» WORK TO COMPLETE
Track down the lines that contain "output" and copy them.
═══ MATERIAL FOR THIS EXERCISE
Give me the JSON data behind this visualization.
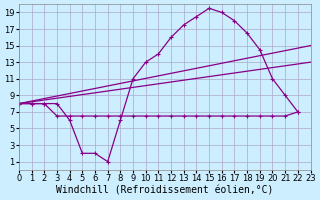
{
  "background_color": "#cceeff",
  "grid_color": "#aaaacc",
  "line_color": "#880088",
  "xlim": [
    0,
    23
  ],
  "ylim": [
    0,
    20
  ],
  "xticks": [
    0,
    1,
    2,
    3,
    4,
    5,
    6,
    7,
    8,
    9,
    10,
    11,
    12,
    13,
    14,
    15,
    16,
    17,
    18,
    19,
    20,
    21,
    22,
    23
  ],
  "yticks": [
    1,
    3,
    5,
    7,
    9,
    11,
    13,
    15,
    17,
    19
  ],
  "xlabel": "Windchill (Refroidissement éolien,°C)",
  "series1_x": [
    0,
    1,
    2,
    3,
    4,
    5,
    6,
    7,
    8,
    9,
    10,
    11,
    12,
    13,
    14,
    15,
    16,
    17,
    18,
    19,
    20,
    21,
    22
  ],
  "series1_y": [
    8,
    8,
    8,
    8,
    6,
    2,
    2,
    1,
    6,
    11,
    13,
    14,
    16,
    17.5,
    18.5,
    19.5,
    19,
    18,
    16.5,
    14.5,
    11,
    9,
    7
  ],
  "series2_x": [
    0,
    1,
    2,
    3,
    4,
    5,
    6,
    7,
    8,
    9,
    10,
    11,
    12,
    13,
    14,
    15,
    16,
    17,
    18,
    19,
    20,
    21,
    22
  ],
  "series2_y": [
    8,
    8,
    8,
    6.5,
    6.5,
    6.5,
    6.5,
    6.5,
    6.5,
    6.5,
    6.5,
    6.5,
    6.5,
    6.5,
    6.5,
    6.5,
    6.5,
    6.5,
    6.5,
    6.5,
    6.5,
    6.5,
    7
  ],
  "series3_x": [
    0,
    23
  ],
  "series3_y": [
    8,
    13
  ],
  "series4_x": [
    0,
    23
  ],
  "series4_y": [
    8,
    15
  ],
  "axis_fontsize": 7,
  "tick_fontsize": 6
}
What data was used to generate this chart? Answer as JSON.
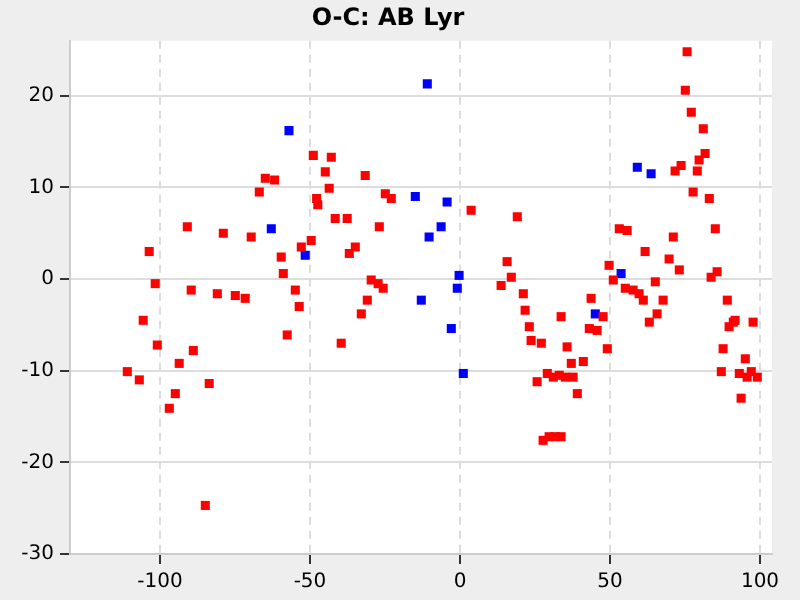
{
  "chart_data": {
    "type": "scatter",
    "title": "O-C: AB Lyr",
    "xlim": [
      -130,
      104
    ],
    "ylim": [
      -30,
      26
    ],
    "xticks": [
      -100,
      -50,
      0,
      50,
      100
    ],
    "yticks": [
      -30,
      -20,
      -10,
      0,
      10,
      20
    ],
    "grid": true,
    "legend": false,
    "marker": "square",
    "series": [
      {
        "color": "#ff0000",
        "x": [
          -48.9,
          -64.9,
          -61.8,
          -66.9,
          -47.8,
          -47.4,
          -90.9,
          -78.9,
          -69.6,
          -49.6,
          -52.9,
          -103.6,
          -59.6,
          -58.9,
          -101.6,
          -89.6,
          -54.9,
          -80.9,
          -74.9,
          -71.6,
          -53.6,
          -105.6,
          -57.6,
          -100.9,
          -88.9,
          -93.6,
          -110.9,
          -106.9,
          -83.6,
          -94.9,
          -96.9,
          -84.9,
          -42.9,
          -44.9,
          -31.6,
          -43.6,
          -24.9,
          -22.9,
          3.7,
          19.1,
          -41.6,
          -37.6,
          -26.9,
          -34.9,
          -36.9,
          15.7,
          17.1,
          -29.6,
          -27.3,
          -25.6,
          13.7,
          21.1,
          -30.9,
          21.7,
          -32.9,
          23.1,
          23.7,
          -39.6,
          75.7,
          75.1,
          77.1,
          81.1,
          81.7,
          79.7,
          73.7,
          71.7,
          79.1,
          77.7,
          83.1,
          85.1,
          53.1,
          55.7,
          71.1,
          61.7,
          69.7,
          49.7,
          73.1,
          85.7,
          83.7,
          51.1,
          65.1,
          55.1,
          57.7,
          59.7,
          61.1,
          67.7,
          89.1,
          27.1,
          43.7,
          47.7,
          33.7,
          65.7,
          63.1,
          43.1,
          45.7,
          91.7,
          91.1,
          89.7,
          97.7,
          35.7,
          49.1,
          87.7,
          41.1,
          37.1,
          95.1,
          29.1,
          31.1,
          33.1,
          35.1,
          37.7,
          25.7,
          39.1,
          87.1,
          93.1,
          97.1,
          95.7,
          99.1,
          93.7,
          27.7,
          29.7,
          31.7,
          33.7
        ],
        "values": [
          13.5,
          11.0,
          10.8,
          9.5,
          8.8,
          8.1,
          5.7,
          5.0,
          4.6,
          4.2,
          3.5,
          3.0,
          2.4,
          0.6,
          -0.5,
          -1.2,
          -1.2,
          -1.6,
          -1.8,
          -2.1,
          -3.0,
          -4.5,
          -6.1,
          -7.2,
          -7.8,
          -9.2,
          -10.1,
          -11.0,
          -11.4,
          -12.5,
          -14.1,
          -24.7,
          13.3,
          11.7,
          11.3,
          9.9,
          9.3,
          8.8,
          7.5,
          6.8,
          6.6,
          6.6,
          5.7,
          3.5,
          2.8,
          1.9,
          0.2,
          -0.1,
          -0.5,
          -1.0,
          -0.7,
          -1.6,
          -2.3,
          -3.4,
          -3.8,
          -5.2,
          -6.7,
          -7.0,
          24.8,
          20.6,
          18.2,
          16.4,
          13.7,
          13.0,
          12.4,
          11.8,
          11.8,
          9.5,
          8.8,
          5.5,
          5.5,
          5.3,
          4.6,
          3.0,
          2.2,
          1.5,
          1.0,
          0.8,
          0.2,
          -0.1,
          -0.3,
          -1.0,
          -1.2,
          -1.6,
          -2.3,
          -2.3,
          -2.3,
          -7.0,
          -2.1,
          -4.1,
          -4.1,
          -3.8,
          -4.7,
          -5.4,
          -5.6,
          -4.5,
          -4.7,
          -5.2,
          -4.7,
          -7.4,
          -7.6,
          -7.6,
          -9.0,
          -9.2,
          -8.7,
          -10.3,
          -10.7,
          -10.5,
          -10.7,
          -10.7,
          -11.2,
          -12.5,
          -10.1,
          -10.3,
          -10.1,
          -10.7,
          -10.7,
          -13.0,
          -17.6,
          -17.2,
          -17.2,
          -17.2
        ]
      },
      {
        "color": "#0000ff",
        "x": [
          -57.0,
          -62.9,
          -51.6,
          -10.9,
          -14.9,
          -4.3,
          -6.3,
          -10.3,
          -0.3,
          -0.9,
          -12.9,
          -2.9,
          1.1,
          59.1,
          63.7,
          53.7,
          45.1
        ],
        "values": [
          16.2,
          5.5,
          2.6,
          21.3,
          9.0,
          8.4,
          5.7,
          4.6,
          0.4,
          -1.0,
          -2.3,
          -5.4,
          -10.3,
          12.2,
          11.5,
          0.6,
          -3.8
        ]
      }
    ]
  }
}
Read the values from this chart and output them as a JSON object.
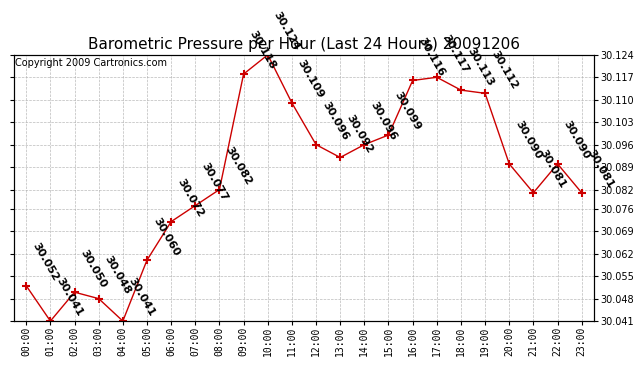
{
  "title": "Barometric Pressure per Hour (Last 24 Hours) 20091206",
  "copyright": "Copyright 2009 Cartronics.com",
  "hours": [
    "00:00",
    "01:00",
    "02:00",
    "03:00",
    "04:00",
    "05:00",
    "06:00",
    "07:00",
    "08:00",
    "09:00",
    "10:00",
    "11:00",
    "12:00",
    "13:00",
    "14:00",
    "15:00",
    "16:00",
    "17:00",
    "18:00",
    "19:00",
    "20:00",
    "21:00",
    "22:00",
    "23:00"
  ],
  "values": [
    30.052,
    30.041,
    30.05,
    30.048,
    30.041,
    30.06,
    30.072,
    30.077,
    30.082,
    30.118,
    30.124,
    30.109,
    30.096,
    30.092,
    30.096,
    30.099,
    30.116,
    30.117,
    30.113,
    30.112,
    30.09,
    30.081,
    30.09,
    30.081
  ],
  "line_color": "#cc0000",
  "marker": "+",
  "marker_size": 6,
  "marker_color": "#cc0000",
  "bg_color": "#ffffff",
  "grid_color": "#aaaaaa",
  "y_min": 30.041,
  "y_max": 30.124,
  "y_ticks": [
    30.041,
    30.048,
    30.055,
    30.062,
    30.069,
    30.076,
    30.082,
    30.089,
    30.096,
    30.103,
    30.11,
    30.117,
    30.124
  ],
  "title_fontsize": 11,
  "tick_fontsize": 7,
  "annotation_fontsize": 8,
  "copyright_fontsize": 7
}
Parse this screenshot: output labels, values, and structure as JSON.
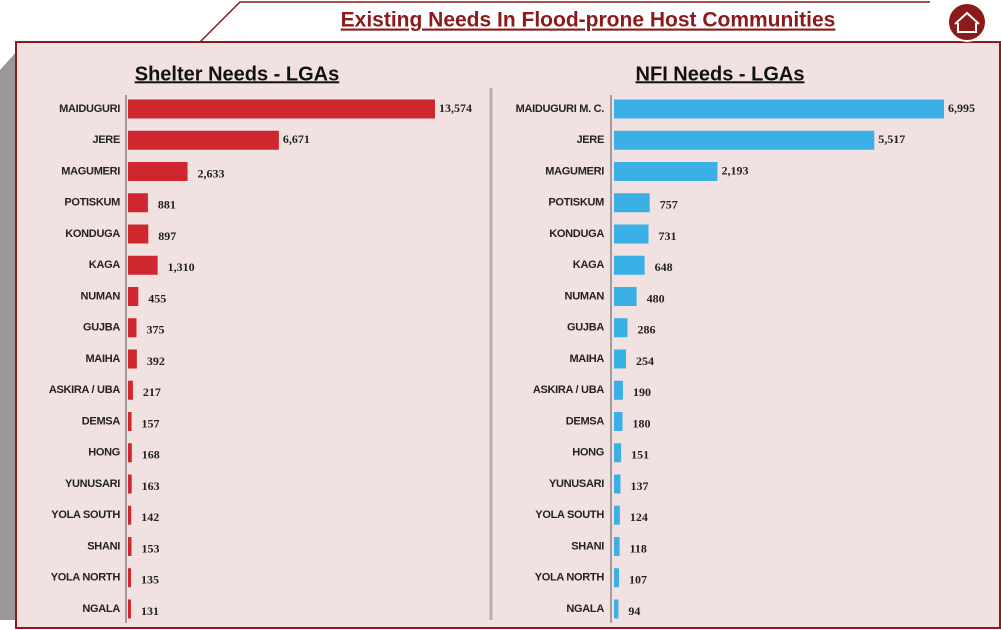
{
  "title": "Existing  Needs In Flood-prone Host Communities",
  "chart_data": [
    {
      "type": "bar",
      "orientation": "horizontal",
      "title": "Shelter Needs - LGAs",
      "color": "#d0262d",
      "categories": [
        "MAIDUGURI",
        "JERE",
        "MAGUMERI",
        "POTISKUM",
        "KONDUGA",
        "KAGA",
        "NUMAN",
        "GUJBA",
        "MAIHA",
        "ASKIRA / UBA",
        "DEMSA",
        "HONG",
        "YUNUSARI",
        "YOLA SOUTH",
        "SHANI",
        "YOLA NORTH",
        "NGALA"
      ],
      "values": [
        13574,
        6671,
        2633,
        881,
        897,
        1310,
        455,
        375,
        392,
        217,
        157,
        168,
        163,
        142,
        153,
        135,
        131
      ],
      "value_labels": [
        "13,574",
        "6,671",
        "2,633",
        "881",
        "897",
        "1,310",
        "455",
        "375",
        "392",
        "217",
        "157",
        "168",
        "163",
        "142",
        "153",
        "135",
        "131"
      ]
    },
    {
      "type": "bar",
      "orientation": "horizontal",
      "title": "NFI Needs - LGAs",
      "color": "#3bb0e6",
      "categories": [
        "MAIDUGURI M. C.",
        "JERE",
        "MAGUMERI",
        "POTISKUM",
        "KONDUGA",
        "KAGA",
        "NUMAN",
        "GUJBA",
        "MAIHA",
        "ASKIRA / UBA",
        "DEMSA",
        "HONG",
        "YUNUSARI",
        "YOLA SOUTH",
        "SHANI",
        "YOLA NORTH",
        "NGALA"
      ],
      "values": [
        6995,
        5517,
        2193,
        757,
        731,
        648,
        480,
        286,
        254,
        190,
        180,
        151,
        137,
        124,
        118,
        107,
        94
      ],
      "value_labels": [
        "6,995",
        "5,517",
        "2,193",
        "757",
        "731",
        "648",
        "480",
        "286",
        "254",
        "190",
        "180",
        "151",
        "137",
        "124",
        "118",
        "107",
        "94"
      ]
    }
  ]
}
══════
» SOLUTION FOR THIS TASK
Read the values from this chart and output them as a JSON object.
Parse this screenshot: output labels, values, and structure as JSON.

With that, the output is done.